Reproduce each line that includes the word "name".

-------- Records to process --------

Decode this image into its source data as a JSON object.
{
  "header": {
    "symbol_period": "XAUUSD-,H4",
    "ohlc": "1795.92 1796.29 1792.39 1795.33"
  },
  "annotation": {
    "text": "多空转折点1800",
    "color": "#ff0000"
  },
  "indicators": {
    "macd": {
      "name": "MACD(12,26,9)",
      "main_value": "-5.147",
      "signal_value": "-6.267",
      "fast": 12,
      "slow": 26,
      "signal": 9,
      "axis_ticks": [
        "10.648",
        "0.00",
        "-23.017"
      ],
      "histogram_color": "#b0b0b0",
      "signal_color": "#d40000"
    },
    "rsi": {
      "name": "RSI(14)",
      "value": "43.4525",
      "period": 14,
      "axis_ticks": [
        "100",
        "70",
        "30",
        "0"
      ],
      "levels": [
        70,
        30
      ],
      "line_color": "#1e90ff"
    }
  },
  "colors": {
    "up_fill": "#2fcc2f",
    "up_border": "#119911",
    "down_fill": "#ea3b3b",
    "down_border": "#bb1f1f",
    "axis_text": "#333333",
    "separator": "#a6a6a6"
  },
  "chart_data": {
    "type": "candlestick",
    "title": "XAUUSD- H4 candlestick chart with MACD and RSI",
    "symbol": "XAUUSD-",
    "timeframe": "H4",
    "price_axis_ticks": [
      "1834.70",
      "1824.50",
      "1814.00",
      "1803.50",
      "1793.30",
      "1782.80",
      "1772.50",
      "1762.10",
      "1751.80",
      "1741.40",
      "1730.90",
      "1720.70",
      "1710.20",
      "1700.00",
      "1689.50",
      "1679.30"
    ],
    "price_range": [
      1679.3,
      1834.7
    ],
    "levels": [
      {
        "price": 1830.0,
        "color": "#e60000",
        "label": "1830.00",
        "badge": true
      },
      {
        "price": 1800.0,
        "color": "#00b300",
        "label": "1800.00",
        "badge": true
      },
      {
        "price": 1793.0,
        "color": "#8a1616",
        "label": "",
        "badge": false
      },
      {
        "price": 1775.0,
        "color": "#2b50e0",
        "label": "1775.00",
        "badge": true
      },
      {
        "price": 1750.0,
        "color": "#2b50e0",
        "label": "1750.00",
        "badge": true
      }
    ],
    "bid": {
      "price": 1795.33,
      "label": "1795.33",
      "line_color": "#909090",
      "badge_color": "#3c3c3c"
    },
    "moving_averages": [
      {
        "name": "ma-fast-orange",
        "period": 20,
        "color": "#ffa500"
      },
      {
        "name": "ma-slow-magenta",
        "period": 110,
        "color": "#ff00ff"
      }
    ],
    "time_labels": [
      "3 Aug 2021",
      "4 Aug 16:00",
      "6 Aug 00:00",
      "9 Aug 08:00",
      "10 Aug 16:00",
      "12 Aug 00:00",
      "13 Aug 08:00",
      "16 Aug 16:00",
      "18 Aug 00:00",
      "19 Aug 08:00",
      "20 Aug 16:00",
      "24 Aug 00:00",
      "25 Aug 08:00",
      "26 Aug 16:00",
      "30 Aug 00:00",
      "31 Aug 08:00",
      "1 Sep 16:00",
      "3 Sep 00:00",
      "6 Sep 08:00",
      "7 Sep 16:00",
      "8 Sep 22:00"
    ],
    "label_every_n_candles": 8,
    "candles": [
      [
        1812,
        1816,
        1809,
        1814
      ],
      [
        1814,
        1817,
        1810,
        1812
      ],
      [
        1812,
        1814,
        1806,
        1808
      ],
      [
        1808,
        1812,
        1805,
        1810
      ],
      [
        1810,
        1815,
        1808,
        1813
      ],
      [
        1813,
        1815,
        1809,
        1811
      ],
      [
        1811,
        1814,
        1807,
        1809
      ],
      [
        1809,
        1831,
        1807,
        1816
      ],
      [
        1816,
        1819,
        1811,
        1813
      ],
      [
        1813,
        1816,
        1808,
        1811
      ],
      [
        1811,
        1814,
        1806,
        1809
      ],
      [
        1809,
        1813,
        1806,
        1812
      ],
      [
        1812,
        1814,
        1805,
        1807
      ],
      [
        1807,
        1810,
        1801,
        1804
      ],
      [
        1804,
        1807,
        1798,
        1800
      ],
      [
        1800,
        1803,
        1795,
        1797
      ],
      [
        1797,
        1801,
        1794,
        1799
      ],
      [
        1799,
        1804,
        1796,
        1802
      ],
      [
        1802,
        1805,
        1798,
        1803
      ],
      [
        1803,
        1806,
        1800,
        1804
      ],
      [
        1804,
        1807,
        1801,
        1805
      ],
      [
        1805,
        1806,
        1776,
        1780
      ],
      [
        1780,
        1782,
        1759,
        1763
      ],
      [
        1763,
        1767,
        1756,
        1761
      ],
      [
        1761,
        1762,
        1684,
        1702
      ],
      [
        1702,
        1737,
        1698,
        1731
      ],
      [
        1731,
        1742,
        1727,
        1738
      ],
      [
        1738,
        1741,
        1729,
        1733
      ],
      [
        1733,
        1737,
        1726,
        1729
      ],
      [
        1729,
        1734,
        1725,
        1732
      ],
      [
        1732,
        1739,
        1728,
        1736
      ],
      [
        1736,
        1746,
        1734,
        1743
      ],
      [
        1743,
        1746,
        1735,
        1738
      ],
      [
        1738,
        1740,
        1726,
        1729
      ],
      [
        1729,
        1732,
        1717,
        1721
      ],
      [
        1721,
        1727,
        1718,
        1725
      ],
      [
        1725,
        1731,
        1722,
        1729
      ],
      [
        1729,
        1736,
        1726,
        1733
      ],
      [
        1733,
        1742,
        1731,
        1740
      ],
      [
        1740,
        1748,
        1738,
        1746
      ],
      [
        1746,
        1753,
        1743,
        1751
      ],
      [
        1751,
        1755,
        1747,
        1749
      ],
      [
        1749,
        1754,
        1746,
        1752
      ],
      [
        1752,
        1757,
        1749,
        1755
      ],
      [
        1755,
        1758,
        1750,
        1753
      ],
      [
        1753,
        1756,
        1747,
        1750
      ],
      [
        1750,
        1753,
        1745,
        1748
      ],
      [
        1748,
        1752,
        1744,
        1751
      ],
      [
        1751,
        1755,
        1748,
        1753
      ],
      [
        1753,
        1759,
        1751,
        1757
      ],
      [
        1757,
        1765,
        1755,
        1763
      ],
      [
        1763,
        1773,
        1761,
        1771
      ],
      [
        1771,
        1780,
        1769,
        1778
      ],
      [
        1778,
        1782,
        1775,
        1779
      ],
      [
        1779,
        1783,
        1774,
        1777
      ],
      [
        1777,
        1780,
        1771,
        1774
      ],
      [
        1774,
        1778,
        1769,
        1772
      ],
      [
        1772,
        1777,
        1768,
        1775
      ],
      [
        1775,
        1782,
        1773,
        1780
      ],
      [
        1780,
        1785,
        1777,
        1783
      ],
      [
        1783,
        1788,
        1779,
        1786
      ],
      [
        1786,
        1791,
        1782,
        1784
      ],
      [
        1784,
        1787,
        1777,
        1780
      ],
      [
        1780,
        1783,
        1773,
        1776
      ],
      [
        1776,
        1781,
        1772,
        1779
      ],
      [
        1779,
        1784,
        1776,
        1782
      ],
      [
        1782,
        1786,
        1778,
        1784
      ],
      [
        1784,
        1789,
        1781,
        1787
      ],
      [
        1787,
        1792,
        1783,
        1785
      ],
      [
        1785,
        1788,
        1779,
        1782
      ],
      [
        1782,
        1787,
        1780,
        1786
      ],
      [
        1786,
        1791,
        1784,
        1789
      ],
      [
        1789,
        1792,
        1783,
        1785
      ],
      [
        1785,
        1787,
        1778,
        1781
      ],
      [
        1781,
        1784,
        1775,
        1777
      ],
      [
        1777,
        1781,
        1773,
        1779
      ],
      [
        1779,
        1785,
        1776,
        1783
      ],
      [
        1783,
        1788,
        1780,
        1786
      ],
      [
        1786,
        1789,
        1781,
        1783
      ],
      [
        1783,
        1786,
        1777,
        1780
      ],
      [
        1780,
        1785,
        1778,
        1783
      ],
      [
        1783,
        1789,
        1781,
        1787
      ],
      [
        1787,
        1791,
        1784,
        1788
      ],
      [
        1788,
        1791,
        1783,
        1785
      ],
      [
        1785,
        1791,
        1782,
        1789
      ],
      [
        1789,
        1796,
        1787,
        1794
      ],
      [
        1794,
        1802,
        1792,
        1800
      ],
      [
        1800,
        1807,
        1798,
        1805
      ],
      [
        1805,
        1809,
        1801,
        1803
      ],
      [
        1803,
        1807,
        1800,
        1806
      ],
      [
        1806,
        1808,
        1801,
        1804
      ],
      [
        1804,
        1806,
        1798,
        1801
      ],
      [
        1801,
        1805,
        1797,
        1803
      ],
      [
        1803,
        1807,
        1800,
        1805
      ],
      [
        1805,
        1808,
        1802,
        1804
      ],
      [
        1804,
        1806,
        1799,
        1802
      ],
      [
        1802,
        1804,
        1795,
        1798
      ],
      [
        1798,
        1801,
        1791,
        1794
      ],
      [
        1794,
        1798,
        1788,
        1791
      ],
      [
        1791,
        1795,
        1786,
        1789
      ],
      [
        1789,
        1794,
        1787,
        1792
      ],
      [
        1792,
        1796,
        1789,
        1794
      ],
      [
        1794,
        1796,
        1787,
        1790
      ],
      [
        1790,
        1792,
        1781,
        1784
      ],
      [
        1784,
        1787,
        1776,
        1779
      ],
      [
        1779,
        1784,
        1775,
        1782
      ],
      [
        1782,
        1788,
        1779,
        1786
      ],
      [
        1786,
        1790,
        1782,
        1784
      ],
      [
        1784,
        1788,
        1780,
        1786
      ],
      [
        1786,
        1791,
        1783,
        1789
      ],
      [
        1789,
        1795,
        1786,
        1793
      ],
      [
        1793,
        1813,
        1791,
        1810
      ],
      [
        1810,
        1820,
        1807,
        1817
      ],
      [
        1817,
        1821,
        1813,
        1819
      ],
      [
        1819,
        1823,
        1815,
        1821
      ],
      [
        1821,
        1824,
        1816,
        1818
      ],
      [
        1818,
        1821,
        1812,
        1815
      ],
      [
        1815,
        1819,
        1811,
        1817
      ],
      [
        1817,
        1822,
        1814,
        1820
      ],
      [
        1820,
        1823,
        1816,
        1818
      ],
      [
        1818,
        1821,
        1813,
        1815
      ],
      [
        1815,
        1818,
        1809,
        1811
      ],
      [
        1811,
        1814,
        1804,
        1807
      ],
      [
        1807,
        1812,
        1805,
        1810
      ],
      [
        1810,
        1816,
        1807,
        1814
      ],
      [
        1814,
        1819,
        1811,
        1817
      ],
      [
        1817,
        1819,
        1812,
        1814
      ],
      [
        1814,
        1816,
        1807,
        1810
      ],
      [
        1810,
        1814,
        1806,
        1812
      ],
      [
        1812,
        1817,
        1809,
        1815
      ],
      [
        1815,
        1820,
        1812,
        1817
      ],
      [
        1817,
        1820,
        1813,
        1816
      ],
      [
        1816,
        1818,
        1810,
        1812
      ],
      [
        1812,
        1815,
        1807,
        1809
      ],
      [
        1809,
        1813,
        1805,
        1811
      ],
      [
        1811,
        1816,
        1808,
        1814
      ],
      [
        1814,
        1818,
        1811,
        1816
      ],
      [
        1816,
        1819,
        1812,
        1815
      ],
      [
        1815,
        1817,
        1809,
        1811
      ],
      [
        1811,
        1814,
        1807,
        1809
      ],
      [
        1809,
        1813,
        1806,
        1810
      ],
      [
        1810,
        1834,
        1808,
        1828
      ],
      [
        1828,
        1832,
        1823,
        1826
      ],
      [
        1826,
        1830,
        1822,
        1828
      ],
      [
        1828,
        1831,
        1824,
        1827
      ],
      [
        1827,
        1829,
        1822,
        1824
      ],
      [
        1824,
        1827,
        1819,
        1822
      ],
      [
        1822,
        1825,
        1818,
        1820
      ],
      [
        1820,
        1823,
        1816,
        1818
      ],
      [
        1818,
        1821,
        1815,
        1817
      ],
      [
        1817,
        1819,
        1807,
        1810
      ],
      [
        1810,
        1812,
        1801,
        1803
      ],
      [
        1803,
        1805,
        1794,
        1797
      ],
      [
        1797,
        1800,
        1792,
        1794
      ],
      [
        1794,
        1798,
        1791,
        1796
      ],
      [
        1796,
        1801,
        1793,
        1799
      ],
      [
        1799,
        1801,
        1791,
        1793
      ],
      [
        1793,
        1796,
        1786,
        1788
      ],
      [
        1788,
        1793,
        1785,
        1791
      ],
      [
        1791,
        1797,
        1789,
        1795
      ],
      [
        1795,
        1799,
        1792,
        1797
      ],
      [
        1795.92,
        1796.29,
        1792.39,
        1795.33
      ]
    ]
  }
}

--------

Correct output:
      "name": "MACD(12,26,9)",
      "name": "RSI(14)",
        "name": "ma-fast-orange",
        "name": "ma-slow-magenta",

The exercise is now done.